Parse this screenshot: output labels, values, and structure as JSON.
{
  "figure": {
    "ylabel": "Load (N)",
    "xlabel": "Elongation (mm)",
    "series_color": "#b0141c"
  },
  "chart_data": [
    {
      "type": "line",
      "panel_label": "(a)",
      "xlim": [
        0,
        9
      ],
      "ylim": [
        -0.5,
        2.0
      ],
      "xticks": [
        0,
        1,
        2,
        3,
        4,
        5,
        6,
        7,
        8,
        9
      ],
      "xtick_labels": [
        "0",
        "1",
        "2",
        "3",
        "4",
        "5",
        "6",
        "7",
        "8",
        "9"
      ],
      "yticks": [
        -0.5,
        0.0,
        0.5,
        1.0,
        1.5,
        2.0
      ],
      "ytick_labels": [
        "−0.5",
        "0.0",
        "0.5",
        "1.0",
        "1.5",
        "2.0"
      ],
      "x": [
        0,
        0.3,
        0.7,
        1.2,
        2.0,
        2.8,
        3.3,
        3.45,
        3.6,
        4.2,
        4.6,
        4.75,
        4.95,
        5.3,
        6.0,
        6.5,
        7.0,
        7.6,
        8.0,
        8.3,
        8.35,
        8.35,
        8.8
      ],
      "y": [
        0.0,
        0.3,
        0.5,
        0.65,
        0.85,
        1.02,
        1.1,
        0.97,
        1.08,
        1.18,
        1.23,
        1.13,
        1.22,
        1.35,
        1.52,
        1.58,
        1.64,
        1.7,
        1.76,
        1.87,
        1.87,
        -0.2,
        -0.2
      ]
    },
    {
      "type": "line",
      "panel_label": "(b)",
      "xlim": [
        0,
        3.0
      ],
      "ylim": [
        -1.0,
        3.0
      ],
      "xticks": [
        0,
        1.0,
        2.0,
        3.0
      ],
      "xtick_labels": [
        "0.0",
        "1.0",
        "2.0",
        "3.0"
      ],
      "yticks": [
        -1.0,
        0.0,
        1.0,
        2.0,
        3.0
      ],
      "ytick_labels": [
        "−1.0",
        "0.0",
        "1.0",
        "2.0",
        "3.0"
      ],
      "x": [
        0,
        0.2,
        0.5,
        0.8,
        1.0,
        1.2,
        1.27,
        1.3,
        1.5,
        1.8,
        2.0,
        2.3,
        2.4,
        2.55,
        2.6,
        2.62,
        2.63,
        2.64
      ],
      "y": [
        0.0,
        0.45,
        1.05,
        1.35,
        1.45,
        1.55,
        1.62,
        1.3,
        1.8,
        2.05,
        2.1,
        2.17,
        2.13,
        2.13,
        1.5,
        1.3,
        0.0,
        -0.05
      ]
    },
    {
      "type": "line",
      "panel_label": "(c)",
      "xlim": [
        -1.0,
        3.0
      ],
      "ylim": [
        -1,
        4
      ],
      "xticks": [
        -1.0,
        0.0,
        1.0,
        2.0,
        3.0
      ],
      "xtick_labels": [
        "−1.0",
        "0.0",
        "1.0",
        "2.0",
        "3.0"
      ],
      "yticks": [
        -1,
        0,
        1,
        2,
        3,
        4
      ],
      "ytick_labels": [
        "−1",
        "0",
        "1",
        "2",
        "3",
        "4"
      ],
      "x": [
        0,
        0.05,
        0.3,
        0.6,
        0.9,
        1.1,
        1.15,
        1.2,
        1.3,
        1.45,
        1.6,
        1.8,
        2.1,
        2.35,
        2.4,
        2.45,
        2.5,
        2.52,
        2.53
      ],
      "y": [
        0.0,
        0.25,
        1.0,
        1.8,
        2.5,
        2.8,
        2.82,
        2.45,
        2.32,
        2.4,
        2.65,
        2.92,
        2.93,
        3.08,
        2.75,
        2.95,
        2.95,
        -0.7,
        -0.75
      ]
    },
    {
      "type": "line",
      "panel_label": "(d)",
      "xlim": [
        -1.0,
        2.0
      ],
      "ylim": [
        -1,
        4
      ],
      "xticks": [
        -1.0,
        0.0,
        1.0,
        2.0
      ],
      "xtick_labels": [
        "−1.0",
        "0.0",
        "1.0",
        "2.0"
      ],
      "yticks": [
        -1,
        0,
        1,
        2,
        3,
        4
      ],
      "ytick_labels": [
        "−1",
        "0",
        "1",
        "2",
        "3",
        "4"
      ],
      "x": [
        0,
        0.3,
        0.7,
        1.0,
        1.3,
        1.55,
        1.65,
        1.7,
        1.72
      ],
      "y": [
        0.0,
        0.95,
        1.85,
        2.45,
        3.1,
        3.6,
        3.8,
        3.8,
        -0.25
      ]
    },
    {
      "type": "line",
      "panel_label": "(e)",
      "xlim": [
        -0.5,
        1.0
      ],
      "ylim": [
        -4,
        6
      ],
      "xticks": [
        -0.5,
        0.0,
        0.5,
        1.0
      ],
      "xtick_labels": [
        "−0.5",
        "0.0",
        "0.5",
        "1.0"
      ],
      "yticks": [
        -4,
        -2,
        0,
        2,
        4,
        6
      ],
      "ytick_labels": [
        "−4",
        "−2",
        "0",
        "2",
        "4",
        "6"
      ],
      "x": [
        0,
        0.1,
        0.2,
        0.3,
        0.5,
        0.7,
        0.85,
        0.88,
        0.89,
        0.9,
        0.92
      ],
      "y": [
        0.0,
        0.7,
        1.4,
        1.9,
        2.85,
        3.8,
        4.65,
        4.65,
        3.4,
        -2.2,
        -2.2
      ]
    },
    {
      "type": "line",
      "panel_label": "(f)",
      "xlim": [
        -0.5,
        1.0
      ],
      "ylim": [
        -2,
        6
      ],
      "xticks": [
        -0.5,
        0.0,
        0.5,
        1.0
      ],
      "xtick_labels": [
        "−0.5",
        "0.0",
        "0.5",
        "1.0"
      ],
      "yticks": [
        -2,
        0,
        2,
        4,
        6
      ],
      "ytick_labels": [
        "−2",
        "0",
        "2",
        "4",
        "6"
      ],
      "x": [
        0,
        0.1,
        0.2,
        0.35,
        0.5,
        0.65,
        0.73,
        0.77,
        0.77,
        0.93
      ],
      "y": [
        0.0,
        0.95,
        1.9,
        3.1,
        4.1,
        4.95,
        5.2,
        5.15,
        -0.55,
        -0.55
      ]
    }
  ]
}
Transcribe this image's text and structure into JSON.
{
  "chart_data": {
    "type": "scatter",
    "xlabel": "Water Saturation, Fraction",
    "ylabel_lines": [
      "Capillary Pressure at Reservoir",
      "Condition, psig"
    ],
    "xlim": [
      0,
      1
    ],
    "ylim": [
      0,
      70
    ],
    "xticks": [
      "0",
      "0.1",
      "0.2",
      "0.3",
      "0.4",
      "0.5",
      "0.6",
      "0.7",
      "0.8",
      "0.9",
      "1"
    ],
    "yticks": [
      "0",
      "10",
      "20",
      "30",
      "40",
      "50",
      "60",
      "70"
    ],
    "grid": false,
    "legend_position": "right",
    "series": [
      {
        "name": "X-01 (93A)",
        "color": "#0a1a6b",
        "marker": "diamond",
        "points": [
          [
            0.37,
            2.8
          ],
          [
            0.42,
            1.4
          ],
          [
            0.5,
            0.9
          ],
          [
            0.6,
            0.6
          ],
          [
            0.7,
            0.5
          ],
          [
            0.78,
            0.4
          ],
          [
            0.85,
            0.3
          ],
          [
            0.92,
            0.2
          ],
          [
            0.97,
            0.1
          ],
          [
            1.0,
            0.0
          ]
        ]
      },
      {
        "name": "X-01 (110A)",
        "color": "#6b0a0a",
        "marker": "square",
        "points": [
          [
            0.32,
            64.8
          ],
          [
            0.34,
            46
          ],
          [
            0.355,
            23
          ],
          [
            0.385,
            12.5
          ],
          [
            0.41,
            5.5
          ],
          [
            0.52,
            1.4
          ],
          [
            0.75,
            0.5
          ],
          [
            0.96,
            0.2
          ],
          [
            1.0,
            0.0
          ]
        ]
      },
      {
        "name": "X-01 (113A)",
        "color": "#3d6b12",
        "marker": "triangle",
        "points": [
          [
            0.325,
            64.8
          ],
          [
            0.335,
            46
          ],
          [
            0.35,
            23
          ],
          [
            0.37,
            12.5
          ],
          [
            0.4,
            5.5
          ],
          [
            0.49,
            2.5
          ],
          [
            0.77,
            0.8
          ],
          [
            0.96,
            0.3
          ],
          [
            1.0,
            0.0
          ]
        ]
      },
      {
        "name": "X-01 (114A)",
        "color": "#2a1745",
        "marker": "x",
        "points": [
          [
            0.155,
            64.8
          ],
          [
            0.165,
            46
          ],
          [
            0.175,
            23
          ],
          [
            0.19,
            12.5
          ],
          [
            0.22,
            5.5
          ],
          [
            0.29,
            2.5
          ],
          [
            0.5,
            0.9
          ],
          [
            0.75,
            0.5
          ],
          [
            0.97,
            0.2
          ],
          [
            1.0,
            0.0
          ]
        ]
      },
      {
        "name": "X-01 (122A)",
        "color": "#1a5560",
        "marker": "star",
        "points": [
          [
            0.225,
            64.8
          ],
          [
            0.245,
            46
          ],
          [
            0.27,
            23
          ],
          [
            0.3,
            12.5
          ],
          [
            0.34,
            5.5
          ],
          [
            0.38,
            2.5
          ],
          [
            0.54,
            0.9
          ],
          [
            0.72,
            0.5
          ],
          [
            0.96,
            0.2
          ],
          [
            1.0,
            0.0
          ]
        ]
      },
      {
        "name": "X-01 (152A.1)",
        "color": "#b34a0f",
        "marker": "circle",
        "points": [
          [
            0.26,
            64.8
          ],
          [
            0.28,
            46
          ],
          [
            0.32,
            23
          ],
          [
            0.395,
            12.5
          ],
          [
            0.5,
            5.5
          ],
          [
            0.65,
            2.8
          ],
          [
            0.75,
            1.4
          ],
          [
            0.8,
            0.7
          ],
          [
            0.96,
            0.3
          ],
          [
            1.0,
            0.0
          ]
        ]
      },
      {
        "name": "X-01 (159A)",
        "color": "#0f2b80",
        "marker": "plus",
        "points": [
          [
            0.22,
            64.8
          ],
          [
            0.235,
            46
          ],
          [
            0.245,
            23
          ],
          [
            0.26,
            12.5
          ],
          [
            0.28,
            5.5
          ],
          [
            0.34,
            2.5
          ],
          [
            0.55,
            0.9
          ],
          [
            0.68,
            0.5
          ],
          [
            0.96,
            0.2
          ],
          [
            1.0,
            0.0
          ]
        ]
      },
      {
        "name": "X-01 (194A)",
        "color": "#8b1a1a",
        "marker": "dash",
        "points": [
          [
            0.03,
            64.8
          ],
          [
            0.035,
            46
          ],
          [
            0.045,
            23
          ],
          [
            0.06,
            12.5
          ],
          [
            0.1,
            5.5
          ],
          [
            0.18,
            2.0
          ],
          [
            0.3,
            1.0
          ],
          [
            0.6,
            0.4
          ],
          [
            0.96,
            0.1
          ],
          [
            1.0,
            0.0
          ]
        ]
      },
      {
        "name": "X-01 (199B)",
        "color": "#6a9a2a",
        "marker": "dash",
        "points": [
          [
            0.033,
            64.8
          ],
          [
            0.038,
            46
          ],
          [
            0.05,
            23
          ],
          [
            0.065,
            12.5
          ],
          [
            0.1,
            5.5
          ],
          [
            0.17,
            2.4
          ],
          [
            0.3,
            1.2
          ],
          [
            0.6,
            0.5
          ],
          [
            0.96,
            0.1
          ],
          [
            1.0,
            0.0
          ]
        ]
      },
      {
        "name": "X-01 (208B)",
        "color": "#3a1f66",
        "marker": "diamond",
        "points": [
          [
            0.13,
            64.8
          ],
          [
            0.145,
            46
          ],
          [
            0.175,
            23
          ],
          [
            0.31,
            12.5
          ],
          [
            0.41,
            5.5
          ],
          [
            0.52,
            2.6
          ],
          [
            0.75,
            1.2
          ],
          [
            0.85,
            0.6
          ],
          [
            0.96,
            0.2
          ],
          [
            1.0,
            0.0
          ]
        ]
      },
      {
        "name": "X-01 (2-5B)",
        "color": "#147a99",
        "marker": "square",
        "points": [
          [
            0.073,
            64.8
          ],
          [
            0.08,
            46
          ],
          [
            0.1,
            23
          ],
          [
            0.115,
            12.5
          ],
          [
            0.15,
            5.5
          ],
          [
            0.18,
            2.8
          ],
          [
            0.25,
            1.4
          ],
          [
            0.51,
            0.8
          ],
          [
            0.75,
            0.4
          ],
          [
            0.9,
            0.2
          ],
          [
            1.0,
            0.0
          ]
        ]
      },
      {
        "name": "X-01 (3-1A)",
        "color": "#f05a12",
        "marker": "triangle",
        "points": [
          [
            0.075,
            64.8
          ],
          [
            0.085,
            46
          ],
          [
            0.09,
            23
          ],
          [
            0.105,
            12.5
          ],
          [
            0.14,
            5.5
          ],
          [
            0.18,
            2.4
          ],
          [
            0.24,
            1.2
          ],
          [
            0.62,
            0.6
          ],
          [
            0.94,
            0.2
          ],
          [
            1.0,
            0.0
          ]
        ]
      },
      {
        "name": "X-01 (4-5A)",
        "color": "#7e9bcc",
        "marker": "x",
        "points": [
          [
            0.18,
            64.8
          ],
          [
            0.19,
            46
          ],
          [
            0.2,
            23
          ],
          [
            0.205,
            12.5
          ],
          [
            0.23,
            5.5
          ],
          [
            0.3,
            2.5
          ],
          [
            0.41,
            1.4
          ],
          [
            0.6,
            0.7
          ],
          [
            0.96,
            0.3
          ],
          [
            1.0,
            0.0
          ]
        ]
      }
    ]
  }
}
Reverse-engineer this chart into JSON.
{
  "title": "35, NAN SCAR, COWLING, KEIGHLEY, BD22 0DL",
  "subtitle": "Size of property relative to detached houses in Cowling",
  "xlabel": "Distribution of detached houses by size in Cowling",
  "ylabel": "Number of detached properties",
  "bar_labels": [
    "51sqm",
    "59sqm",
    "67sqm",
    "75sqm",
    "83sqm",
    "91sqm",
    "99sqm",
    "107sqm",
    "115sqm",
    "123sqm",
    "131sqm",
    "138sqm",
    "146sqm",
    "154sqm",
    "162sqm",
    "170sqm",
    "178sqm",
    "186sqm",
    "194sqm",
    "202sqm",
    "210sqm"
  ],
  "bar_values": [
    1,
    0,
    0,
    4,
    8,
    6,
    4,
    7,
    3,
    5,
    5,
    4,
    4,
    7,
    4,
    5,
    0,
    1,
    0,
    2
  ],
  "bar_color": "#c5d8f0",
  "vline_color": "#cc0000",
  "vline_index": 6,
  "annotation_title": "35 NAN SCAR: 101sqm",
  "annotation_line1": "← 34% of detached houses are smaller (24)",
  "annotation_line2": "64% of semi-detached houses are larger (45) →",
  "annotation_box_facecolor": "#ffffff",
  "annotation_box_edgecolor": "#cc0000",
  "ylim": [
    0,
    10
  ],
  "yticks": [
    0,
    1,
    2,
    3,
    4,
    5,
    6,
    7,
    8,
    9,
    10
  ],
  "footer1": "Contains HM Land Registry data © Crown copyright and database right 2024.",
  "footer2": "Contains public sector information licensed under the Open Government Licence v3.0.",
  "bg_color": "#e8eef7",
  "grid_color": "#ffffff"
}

PROBLEM STATEMENT
Output only the lines running from the line with "Reverse-engineer this chart into JSON." through the final line of the data, inclusive.

CORRECT ANSWER
Reverse-engineer this chart into JSON.
{
  "title": "35, NAN SCAR, COWLING, KEIGHLEY, BD22 0DL",
  "subtitle": "Size of property relative to detached houses in Cowling",
  "xlabel": "Distribution of detached houses by size in Cowling",
  "ylabel": "Number of detached properties",
  "bar_labels": [
    "51sqm",
    "59sqm",
    "67sqm",
    "75sqm",
    "83sqm",
    "91sqm",
    "99sqm",
    "107sqm",
    "115sqm",
    "123sqm",
    "131sqm",
    "138sqm",
    "146sqm",
    "154sqm",
    "162sqm",
    "170sqm",
    "178sqm",
    "186sqm",
    "194sqm",
    "202sqm",
    "210sqm"
  ],
  "bar_values": [
    1,
    0,
    0,
    4,
    8,
    6,
    4,
    7,
    3,
    5,
    5,
    4,
    4,
    7,
    4,
    5,
    0,
    1,
    0,
    2
  ],
  "bar_color": "#c5d8f0",
  "vline_color": "#cc0000",
  "vline_index": 6,
  "annotation_title": "35 NAN SCAR: 101sqm",
  "annotation_line1": "← 34% of detached houses are smaller (24)",
  "annotation_line2": "64% of semi-detached houses are larger (45) →",
  "annotation_box_facecolor": "#ffffff",
  "annotation_box_edgecolor": "#cc0000",
  "ylim": [
    0,
    10
  ],
  "yticks": [
    0,
    1,
    2,
    3,
    4,
    5,
    6,
    7,
    8,
    9,
    10
  ],
  "footer1": "Contains HM Land Registry data © Crown copyright and database right 2024.",
  "footer2": "Contains public sector information licensed under the Open Government Licence v3.0.",
  "bg_color": "#e8eef7",
  "grid_color": "#ffffff"
}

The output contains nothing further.